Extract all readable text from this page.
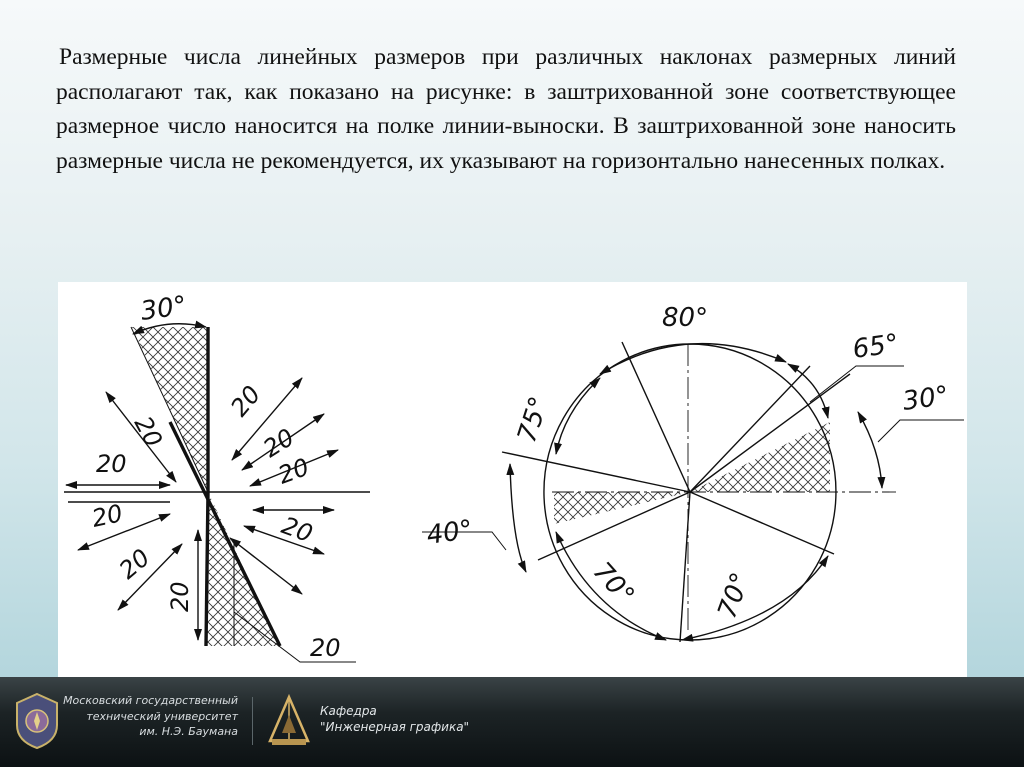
Размерные числа линейных размеров при различных наклонах размерных линий располагают так, как показано на рисунке: в заштрихованной зоне соответствующее размерное число наносится на полке линии-выноски. В заштрихованной зоне наносить размерные числа не рекомендуется, их указывают на горизонтально нанесенных полках.

30°
20
20
20
20
20
20
20
20
20
20
80°
65°
30°
75°
40°
70°	70°

Московский государственный
технический университет
им. Н.Э. Баумана

Кафедра
"Инженерная графика"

---*---

Problem to work on:
Quote every record above exactly, leaving out the pictures.

Correct result:
Extract all readable text from this page.
Размерные числа линейных размеров при различных наклонах размерных линий располагают так, как показано на рисунке: в заштрихованной зоне соответствующее размерное число наносится на полке линии-выноски. В заштрихованной зоне наносить размерные числа не рекомендуется, их указывают на горизонтально нанесенных полках.

30°
20
20
20
20
20
20
20
20
20
20
80°
65°
30°
75°
40°
70°	70°

Московский государственный
технический университет
им. Н.Э. Баумана

Кафедра
"Инженерная графика"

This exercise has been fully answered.